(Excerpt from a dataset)
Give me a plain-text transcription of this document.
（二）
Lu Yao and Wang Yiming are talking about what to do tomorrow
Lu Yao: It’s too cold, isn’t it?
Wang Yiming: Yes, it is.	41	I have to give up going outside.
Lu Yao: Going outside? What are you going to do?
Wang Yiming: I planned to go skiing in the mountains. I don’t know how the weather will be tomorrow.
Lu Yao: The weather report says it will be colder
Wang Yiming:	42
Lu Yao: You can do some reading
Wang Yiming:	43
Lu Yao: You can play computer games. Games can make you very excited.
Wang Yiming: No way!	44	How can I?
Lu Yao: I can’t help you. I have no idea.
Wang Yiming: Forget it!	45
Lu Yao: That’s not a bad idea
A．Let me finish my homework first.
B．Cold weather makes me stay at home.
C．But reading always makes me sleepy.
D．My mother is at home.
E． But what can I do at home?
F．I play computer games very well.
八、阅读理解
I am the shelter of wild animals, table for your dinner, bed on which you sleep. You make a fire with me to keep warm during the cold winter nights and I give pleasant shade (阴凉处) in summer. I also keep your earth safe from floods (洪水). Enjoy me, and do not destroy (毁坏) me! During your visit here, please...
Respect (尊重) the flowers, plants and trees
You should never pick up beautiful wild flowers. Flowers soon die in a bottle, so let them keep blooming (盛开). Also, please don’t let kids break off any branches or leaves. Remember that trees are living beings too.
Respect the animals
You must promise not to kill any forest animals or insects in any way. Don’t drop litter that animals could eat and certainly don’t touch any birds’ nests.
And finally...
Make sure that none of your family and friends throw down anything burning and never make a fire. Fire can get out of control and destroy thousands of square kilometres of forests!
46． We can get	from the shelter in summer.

• **WHAT IS ASKED**
Your task is to extract all of the records exactly.

• **SOLUTION TO THIS EXERCISE**
Give me a plain-text transcription of this document.
（二）
Lu Yao and Wang Yiming are talking about what to do tomorrow
Lu Yao: It’s too cold, isn’t it?
Wang Yiming: Yes, it is.	41	I have to give up going outside.
Lu Yao: Going outside? What are you going to do?
Wang Yiming: I planned to go skiing in the mountains. I don’t know how the weather will be tomorrow.
Lu Yao: The weather report says it will be colder
Wang Yiming:	42
Lu Yao: You can do some reading
Wang Yiming:	43
Lu Yao: You can play computer games. Games can make you very excited.
Wang Yiming: No way!	44	How can I?
Lu Yao: I can’t help you. I have no idea.
Wang Yiming: Forget it!	45
Lu Yao: That’s not a bad idea
A．Let me finish my homework first.
B．Cold weather makes me stay at home.
C．But reading always makes me sleepy.
D．My mother is at home.
E． But what can I do at home?
F．I play computer games very well.
八、阅读理解
I am the shelter of wild animals, table for your dinner, bed on which you sleep. You make a fire with me to keep warm during the cold winter nights and I give pleasant shade (阴凉处) in summer. I also keep your earth safe from floods (洪水). Enjoy me, and do not destroy (毁坏) me! During your visit here, please...
Respect (尊重) the flowers, plants and trees
You should never pick up beautiful wild flowers. Flowers soon die in a bottle, so let them keep blooming (盛开). Also, please don’t let kids break off any branches or leaves. Remember that trees are living beings too.
Respect the animals
You must promise not to kill any forest animals or insects in any way. Don’t drop litter that animals could eat and certainly don’t touch any birds’ nests.
And finally...
Make sure that none of your family and friends throw down anything burning and never make a fire. Fire can get out of control and destroy thousands of square kilometres of forests!
46． We can get	from the shelter in summer.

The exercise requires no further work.